**Objective**: Reproduce verbatim the stretch of records from the start through the line containing "bullet-icon [92,241,100,249]", including both ends.

**Data supplied**:
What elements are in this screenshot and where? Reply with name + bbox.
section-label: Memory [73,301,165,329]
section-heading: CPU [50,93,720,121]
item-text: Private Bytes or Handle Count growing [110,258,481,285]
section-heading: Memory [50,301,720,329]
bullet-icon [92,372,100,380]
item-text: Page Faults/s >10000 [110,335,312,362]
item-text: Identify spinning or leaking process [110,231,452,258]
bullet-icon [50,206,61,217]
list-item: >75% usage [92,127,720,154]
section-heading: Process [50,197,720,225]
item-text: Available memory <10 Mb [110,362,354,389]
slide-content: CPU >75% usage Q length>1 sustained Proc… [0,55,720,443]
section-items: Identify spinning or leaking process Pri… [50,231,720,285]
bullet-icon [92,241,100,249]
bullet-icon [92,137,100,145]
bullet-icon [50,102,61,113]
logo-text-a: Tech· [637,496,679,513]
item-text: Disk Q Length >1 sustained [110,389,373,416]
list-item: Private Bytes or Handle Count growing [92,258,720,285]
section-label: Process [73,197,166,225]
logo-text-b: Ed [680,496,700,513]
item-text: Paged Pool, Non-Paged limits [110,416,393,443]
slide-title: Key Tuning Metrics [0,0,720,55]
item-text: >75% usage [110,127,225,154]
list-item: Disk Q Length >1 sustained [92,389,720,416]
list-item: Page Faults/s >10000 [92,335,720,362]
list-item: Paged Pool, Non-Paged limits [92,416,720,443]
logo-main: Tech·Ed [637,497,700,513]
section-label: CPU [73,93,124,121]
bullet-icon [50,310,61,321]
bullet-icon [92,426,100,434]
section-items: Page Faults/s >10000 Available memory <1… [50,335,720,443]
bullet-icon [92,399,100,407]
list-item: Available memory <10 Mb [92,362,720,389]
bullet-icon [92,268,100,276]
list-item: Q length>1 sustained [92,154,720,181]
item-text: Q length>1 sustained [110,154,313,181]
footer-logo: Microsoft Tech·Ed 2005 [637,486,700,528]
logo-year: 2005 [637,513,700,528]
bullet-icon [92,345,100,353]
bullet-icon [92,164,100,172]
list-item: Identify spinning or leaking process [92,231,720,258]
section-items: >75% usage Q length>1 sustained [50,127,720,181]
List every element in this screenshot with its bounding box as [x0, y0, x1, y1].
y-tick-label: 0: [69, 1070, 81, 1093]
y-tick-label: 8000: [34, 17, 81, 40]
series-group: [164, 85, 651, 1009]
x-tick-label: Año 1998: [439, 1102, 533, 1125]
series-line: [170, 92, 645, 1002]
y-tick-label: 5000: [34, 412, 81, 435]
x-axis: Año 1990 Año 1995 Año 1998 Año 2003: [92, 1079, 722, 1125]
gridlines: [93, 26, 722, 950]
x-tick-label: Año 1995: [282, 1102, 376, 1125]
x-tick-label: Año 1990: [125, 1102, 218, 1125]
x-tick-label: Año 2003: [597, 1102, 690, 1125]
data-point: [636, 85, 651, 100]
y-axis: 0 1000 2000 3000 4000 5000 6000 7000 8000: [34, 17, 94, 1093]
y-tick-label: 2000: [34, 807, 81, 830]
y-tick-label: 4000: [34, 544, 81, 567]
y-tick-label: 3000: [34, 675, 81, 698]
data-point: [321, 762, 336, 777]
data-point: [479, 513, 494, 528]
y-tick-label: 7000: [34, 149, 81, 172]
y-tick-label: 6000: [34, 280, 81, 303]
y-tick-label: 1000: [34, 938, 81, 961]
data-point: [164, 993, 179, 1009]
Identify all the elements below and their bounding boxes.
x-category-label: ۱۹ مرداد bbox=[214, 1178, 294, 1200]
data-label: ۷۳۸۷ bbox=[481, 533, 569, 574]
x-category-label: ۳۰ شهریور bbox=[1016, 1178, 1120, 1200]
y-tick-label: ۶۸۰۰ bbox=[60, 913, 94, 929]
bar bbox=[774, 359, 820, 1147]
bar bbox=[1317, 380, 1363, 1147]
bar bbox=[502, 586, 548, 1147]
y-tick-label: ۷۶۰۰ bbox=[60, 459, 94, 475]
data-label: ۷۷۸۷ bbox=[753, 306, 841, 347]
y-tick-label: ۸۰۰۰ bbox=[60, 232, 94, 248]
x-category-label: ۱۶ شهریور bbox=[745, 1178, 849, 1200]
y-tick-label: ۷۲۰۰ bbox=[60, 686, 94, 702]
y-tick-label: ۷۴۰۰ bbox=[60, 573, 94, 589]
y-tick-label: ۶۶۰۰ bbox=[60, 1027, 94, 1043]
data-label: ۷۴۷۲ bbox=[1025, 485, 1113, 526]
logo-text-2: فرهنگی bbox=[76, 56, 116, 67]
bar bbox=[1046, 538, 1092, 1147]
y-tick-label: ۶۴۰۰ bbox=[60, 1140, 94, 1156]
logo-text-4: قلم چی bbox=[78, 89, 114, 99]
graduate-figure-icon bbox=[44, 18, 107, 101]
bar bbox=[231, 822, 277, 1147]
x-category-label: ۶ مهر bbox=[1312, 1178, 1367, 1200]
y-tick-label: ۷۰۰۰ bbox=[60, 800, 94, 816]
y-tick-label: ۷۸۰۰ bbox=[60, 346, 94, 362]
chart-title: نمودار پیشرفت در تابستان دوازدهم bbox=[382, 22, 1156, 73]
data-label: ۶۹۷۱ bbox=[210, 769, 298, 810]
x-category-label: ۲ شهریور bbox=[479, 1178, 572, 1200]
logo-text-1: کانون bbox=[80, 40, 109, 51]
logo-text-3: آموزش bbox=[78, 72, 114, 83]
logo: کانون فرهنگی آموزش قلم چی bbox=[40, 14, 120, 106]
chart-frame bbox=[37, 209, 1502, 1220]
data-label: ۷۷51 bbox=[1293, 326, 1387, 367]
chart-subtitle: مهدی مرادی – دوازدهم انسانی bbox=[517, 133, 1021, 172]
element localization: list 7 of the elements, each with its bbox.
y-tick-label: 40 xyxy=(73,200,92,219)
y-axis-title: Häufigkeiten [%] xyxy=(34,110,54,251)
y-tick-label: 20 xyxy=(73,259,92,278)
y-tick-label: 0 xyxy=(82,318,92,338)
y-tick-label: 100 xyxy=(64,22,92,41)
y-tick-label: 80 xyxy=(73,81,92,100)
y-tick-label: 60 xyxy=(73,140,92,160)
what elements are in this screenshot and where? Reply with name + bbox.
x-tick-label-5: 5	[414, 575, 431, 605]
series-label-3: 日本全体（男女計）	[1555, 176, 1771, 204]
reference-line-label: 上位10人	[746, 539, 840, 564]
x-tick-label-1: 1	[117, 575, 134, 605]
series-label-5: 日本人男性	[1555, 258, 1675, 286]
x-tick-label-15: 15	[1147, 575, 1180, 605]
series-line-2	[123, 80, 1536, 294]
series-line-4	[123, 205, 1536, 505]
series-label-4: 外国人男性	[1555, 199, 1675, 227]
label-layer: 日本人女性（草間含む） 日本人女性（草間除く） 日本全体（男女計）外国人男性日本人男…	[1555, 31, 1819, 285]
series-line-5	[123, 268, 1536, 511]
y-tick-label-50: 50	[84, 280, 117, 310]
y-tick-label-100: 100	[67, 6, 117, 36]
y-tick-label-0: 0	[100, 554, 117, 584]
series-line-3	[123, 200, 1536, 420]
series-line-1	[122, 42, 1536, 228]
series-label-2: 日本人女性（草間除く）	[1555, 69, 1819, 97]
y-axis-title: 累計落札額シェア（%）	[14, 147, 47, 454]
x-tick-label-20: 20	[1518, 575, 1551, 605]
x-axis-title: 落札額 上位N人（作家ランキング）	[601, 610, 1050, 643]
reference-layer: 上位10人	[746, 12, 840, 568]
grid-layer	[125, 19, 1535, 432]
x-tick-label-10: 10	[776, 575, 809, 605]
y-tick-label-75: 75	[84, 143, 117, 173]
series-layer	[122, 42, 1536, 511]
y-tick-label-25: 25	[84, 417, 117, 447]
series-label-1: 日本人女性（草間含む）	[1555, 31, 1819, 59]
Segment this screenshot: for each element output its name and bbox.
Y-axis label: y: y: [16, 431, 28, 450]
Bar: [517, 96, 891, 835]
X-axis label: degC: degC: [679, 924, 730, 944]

**Completed exercise**:
What elements are in this screenshot and where? Reply with name + bbox.
section-label: Memory [73,301,165,329]
section-heading: CPU [50,93,720,121]
item-text: Private Bytes or Handle Count growing [110,258,481,285]
section-heading: Memory [50,301,720,329]
bullet-icon [92,372,100,380]
item-text: Page Faults/s >10000 [110,335,312,362]
item-text: Identify spinning or leaking process [110,231,452,258]
bullet-icon [50,206,61,217]
list-item: >75% usage [92,127,720,154]
section-heading: Process [50,197,720,225]
item-text: Available memory <10 Mb [110,362,354,389]
slide-content: CPU >75% usage Q length>1 sustained Proc… [0,55,720,443]
section-items: Identify spinning or leaking process Pri… [50,231,720,285]
bullet-icon [92,241,100,249]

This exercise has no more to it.